Layout element data —

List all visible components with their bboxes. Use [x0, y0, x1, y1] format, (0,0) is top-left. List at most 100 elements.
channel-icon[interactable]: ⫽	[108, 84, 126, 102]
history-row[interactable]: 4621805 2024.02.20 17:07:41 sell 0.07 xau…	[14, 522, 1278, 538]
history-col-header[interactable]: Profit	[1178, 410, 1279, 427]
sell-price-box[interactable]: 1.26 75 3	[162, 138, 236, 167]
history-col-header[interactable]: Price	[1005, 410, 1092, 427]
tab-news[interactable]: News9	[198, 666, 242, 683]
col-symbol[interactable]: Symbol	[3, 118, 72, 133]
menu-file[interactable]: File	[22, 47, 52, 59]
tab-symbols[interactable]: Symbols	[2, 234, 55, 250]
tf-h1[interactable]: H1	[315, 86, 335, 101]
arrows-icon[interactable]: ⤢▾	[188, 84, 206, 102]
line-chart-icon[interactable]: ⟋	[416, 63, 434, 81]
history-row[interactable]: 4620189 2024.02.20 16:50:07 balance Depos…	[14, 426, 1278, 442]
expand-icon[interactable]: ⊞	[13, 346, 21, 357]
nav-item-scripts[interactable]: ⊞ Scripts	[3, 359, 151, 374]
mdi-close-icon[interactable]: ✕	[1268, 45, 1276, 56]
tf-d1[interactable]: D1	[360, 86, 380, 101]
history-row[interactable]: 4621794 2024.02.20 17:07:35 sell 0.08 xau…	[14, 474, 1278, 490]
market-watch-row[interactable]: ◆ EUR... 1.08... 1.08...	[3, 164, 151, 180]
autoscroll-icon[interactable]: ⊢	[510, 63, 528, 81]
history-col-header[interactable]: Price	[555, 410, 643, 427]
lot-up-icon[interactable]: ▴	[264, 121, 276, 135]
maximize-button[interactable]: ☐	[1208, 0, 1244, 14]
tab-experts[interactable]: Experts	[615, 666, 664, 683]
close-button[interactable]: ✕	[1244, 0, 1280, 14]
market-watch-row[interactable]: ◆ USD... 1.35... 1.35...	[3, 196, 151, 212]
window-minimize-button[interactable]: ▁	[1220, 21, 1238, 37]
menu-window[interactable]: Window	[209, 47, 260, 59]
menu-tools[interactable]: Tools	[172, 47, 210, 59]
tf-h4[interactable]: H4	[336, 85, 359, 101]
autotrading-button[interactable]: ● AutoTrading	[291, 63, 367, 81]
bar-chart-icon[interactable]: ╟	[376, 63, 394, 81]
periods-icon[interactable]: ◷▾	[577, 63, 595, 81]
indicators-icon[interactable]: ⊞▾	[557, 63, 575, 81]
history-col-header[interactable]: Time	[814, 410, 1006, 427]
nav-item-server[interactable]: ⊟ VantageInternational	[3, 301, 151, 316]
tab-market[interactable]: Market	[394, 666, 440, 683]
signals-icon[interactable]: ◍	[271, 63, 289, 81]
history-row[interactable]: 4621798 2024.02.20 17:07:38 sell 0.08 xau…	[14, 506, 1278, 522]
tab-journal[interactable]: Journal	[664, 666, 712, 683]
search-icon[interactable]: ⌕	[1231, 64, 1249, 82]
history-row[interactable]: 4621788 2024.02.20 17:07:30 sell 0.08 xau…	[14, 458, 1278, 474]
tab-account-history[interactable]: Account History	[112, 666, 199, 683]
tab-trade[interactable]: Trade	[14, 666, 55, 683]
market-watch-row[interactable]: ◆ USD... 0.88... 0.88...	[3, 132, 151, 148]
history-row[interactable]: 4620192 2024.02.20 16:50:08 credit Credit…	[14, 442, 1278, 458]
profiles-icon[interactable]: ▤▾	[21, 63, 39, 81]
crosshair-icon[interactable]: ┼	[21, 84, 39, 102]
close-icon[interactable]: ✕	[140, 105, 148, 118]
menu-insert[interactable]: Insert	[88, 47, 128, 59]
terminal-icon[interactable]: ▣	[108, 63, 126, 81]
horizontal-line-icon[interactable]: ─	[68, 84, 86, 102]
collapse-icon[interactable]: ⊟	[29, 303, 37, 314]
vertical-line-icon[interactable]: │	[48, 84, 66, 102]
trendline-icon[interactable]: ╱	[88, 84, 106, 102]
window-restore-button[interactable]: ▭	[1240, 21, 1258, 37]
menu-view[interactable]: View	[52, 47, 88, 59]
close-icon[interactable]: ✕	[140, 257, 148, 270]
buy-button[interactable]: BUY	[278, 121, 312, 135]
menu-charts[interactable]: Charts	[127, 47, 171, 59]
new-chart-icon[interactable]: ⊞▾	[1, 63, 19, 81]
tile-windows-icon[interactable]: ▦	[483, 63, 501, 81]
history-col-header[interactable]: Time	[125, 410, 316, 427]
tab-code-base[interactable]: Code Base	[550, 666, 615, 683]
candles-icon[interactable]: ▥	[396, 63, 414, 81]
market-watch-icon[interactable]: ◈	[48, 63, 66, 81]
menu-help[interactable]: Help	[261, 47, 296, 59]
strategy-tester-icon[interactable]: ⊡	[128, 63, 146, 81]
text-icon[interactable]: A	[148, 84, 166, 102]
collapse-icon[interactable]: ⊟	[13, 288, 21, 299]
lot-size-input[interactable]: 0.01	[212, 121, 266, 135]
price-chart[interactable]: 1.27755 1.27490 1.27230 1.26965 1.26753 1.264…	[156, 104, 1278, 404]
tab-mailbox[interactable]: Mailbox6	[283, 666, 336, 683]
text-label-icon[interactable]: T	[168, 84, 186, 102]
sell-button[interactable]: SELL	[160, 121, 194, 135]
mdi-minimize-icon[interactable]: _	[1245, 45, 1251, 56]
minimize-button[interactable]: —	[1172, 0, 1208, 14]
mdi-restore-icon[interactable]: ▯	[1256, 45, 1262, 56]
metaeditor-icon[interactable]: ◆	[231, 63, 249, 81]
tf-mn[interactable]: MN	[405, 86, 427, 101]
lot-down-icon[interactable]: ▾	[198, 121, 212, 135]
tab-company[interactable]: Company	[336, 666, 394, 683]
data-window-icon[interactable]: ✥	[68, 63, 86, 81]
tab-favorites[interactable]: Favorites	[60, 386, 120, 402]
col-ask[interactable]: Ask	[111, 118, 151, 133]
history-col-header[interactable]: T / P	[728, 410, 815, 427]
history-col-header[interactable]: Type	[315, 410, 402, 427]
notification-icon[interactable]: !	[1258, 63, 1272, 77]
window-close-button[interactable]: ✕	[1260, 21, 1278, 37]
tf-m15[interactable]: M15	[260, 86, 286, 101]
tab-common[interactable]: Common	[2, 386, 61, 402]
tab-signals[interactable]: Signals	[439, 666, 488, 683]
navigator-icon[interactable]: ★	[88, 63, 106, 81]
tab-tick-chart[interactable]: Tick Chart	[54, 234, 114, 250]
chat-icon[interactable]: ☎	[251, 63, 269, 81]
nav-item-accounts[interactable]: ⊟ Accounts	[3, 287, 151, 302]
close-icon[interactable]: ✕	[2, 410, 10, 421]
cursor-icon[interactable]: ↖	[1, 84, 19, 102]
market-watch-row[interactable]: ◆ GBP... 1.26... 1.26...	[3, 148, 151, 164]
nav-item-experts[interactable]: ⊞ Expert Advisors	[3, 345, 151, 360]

WRITTEN PROBLEM — Retype the data above line for line, without changing anything.

OUTPUT OF THE TASK —
List all visible components with their bboxes. Use [x0, y0, x1, y1] format, (0,0) is top-left. List at most 100 elements.
channel-icon[interactable]: ⫽	[108, 84, 126, 102]
history-row[interactable]: 4621805 2024.02.20 17:07:41 sell 0.07 xau…	[14, 522, 1278, 538]
history-col-header[interactable]: Profit	[1178, 410, 1279, 427]
sell-price-box[interactable]: 1.26 75 3	[162, 138, 236, 167]
history-col-header[interactable]: Price	[1005, 410, 1092, 427]
tab-news[interactable]: News9	[198, 666, 242, 683]
col-symbol[interactable]: Symbol	[3, 118, 72, 133]
menu-file[interactable]: File	[22, 47, 52, 59]
tab-symbols[interactable]: Symbols	[2, 234, 55, 250]
tf-h1[interactable]: H1	[315, 86, 335, 101]
arrows-icon[interactable]: ⤢▾	[188, 84, 206, 102]
line-chart-icon[interactable]: ⟋	[416, 63, 434, 81]
history-row[interactable]: 4620189 2024.02.20 16:50:07 balance Depos…	[14, 426, 1278, 442]
expand-icon[interactable]: ⊞	[13, 346, 21, 357]
nav-item-scripts[interactable]: ⊞ Scripts	[3, 359, 151, 374]
mdi-close-icon[interactable]: ✕	[1268, 45, 1276, 56]
tf-d1[interactable]: D1	[360, 86, 380, 101]
history-row[interactable]: 4621794 2024.02.20 17:07:35 sell 0.08 xau…	[14, 474, 1278, 490]
market-watch-row[interactable]: ◆ EUR... 1.08... 1.08...	[3, 164, 151, 180]
autoscroll-icon[interactable]: ⊢	[510, 63, 528, 81]
history-col-header[interactable]: Price	[555, 410, 643, 427]
lot-up-icon[interactable]: ▴	[264, 121, 276, 135]
maximize-button[interactable]: ☐	[1208, 0, 1244, 14]
tab-experts[interactable]: Experts	[615, 666, 664, 683]
close-button[interactable]: ✕	[1244, 0, 1280, 14]
market-watch-row[interactable]: ◆ USD... 1.35... 1.35...	[3, 196, 151, 212]
window-minimize-button[interactable]: ▁	[1220, 21, 1238, 37]
menu-window[interactable]: Window	[209, 47, 260, 59]
menu-tools[interactable]: Tools	[172, 47, 210, 59]
tf-h4[interactable]: H4	[336, 85, 359, 101]
autotrading-button[interactable]: ● AutoTrading	[291, 63, 367, 81]
bar-chart-icon[interactable]: ╟	[376, 63, 394, 81]
periods-icon[interactable]: ◷▾	[577, 63, 595, 81]
indicators-icon[interactable]: ⊞▾	[557, 63, 575, 81]
history-col-header[interactable]: Time	[814, 410, 1006, 427]
nav-item-server[interactable]: ⊟ VantageInternational	[3, 301, 151, 316]
tab-market[interactable]: Market	[394, 666, 440, 683]
signals-icon[interactable]: ◍	[271, 63, 289, 81]
history-row[interactable]: 4621798 2024.02.20 17:07:38 sell 0.08 xau…	[14, 506, 1278, 522]
tab-journal[interactable]: Journal	[664, 666, 712, 683]
search-icon[interactable]: ⌕	[1231, 64, 1249, 82]
history-row[interactable]: 4621788 2024.02.20 17:07:30 sell 0.08 xau…	[14, 458, 1278, 474]
tab-account-history[interactable]: Account History	[112, 666, 199, 683]
tab-trade[interactable]: Trade	[14, 666, 55, 683]
market-watch-row[interactable]: ◆ USD... 0.88... 0.88...	[3, 132, 151, 148]
history-row[interactable]: 4620192 2024.02.20 16:50:08 credit Credit…	[14, 442, 1278, 458]
profiles-icon[interactable]: ▤▾	[21, 63, 39, 81]
crosshair-icon[interactable]: ┼	[21, 84, 39, 102]
close-icon[interactable]: ✕	[140, 105, 148, 118]
menu-insert[interactable]: Insert	[88, 47, 128, 59]
terminal-icon[interactable]: ▣	[108, 63, 126, 81]
horizontal-line-icon[interactable]: ─	[68, 84, 86, 102]
collapse-icon[interactable]: ⊟	[29, 303, 37, 314]
vertical-line-icon[interactable]: │	[48, 84, 66, 102]
trendline-icon[interactable]: ╱	[88, 84, 106, 102]
window-restore-button[interactable]: ▭	[1240, 21, 1258, 37]
menu-view[interactable]: View	[52, 47, 88, 59]
close-icon[interactable]: ✕	[140, 257, 148, 270]
buy-button[interactable]: BUY	[278, 121, 312, 135]
menu-charts[interactable]: Charts	[127, 47, 171, 59]
new-chart-icon[interactable]: ⊞▾	[1, 63, 19, 81]
tile-windows-icon[interactable]: ▦	[483, 63, 501, 81]
history-col-header[interactable]: Time	[125, 410, 316, 427]
tab-code-base[interactable]: Code Base	[550, 666, 615, 683]
candles-icon[interactable]: ▥	[396, 63, 414, 81]
market-watch-icon[interactable]: ◈	[48, 63, 66, 81]
menu-help[interactable]: Help	[261, 47, 296, 59]
strategy-tester-icon[interactable]: ⊡	[128, 63, 146, 81]
text-icon[interactable]: A	[148, 84, 166, 102]
collapse-icon[interactable]: ⊟	[13, 288, 21, 299]
lot-size-input[interactable]: 0.01	[212, 121, 266, 135]
price-chart[interactable]: 1.27755 1.27490 1.27230 1.26965 1.26753 1.264…	[156, 104, 1278, 404]
tab-mailbox[interactable]: Mailbox6	[283, 666, 336, 683]
text-label-icon[interactable]: T	[168, 84, 186, 102]
sell-button[interactable]: SELL	[160, 121, 194, 135]
mdi-minimize-icon[interactable]: _	[1245, 45, 1251, 56]
minimize-button[interactable]: —	[1172, 0, 1208, 14]
mdi-restore-icon[interactable]: ▯	[1256, 45, 1262, 56]
metaeditor-icon[interactable]: ◆	[231, 63, 249, 81]
tf-mn[interactable]: MN	[405, 86, 427, 101]
lot-down-icon[interactable]: ▾	[198, 121, 212, 135]
tab-company[interactable]: Company	[336, 666, 394, 683]
data-window-icon[interactable]: ✥	[68, 63, 86, 81]
tab-favorites[interactable]: Favorites	[60, 386, 120, 402]
col-ask[interactable]: Ask	[111, 118, 151, 133]
history-col-header[interactable]: T / P	[728, 410, 815, 427]
history-col-header[interactable]: Type	[315, 410, 402, 427]
notification-icon[interactable]: !	[1258, 63, 1272, 77]
window-close-button[interactable]: ✕	[1260, 21, 1278, 37]
tf-m15[interactable]: M15	[260, 86, 286, 101]
tab-common[interactable]: Common	[2, 386, 61, 402]
tab-signals[interactable]: Signals	[439, 666, 488, 683]
navigator-icon[interactable]: ★	[88, 63, 106, 81]
tab-tick-chart[interactable]: Tick Chart	[54, 234, 114, 250]
chat-icon[interactable]: ☎	[251, 63, 269, 81]
nav-item-accounts[interactable]: ⊟ Accounts	[3, 287, 151, 302]
close-icon[interactable]: ✕	[2, 410, 10, 421]
cursor-icon[interactable]: ↖	[1, 84, 19, 102]
market-watch-row[interactable]: ◆ GBP... 1.26... 1.26...	[3, 148, 151, 164]
nav-item-experts[interactable]: ⊞ Expert Advisors	[3, 345, 151, 360]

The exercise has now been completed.